[PROMPT] Copy all the material that follows, keeping every character the same.

───── EXTRACTED DATA ─────

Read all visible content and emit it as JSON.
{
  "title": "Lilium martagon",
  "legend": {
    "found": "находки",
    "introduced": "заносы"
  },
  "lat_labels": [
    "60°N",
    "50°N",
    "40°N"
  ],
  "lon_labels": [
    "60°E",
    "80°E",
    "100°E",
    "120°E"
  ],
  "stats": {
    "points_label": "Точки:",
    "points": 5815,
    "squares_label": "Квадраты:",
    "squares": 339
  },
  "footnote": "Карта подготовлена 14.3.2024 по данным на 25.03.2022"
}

─────

[THE RESPONSE]
Read all visible content and emit it as JSON.
{
  "title": "Lilium martagon",
  "legend": {
    "found": "находки",
    "introduced": "заносы"
  },
  "lat_labels": [
    "60°N",
    "50°N",
    "40°N"
  ],
  "lon_labels": [
    "60°E",
    "80°E",
    "100°E",
    "120°E"
  ],
  "stats": {
    "points_label": "Точки:",
    "points": 5815,
    "squares_label": "Квадраты:",
    "squares": 339
  },
  "footnote": "Карта подготовлена 14.3.2024 по данным на 25.03.2022"
}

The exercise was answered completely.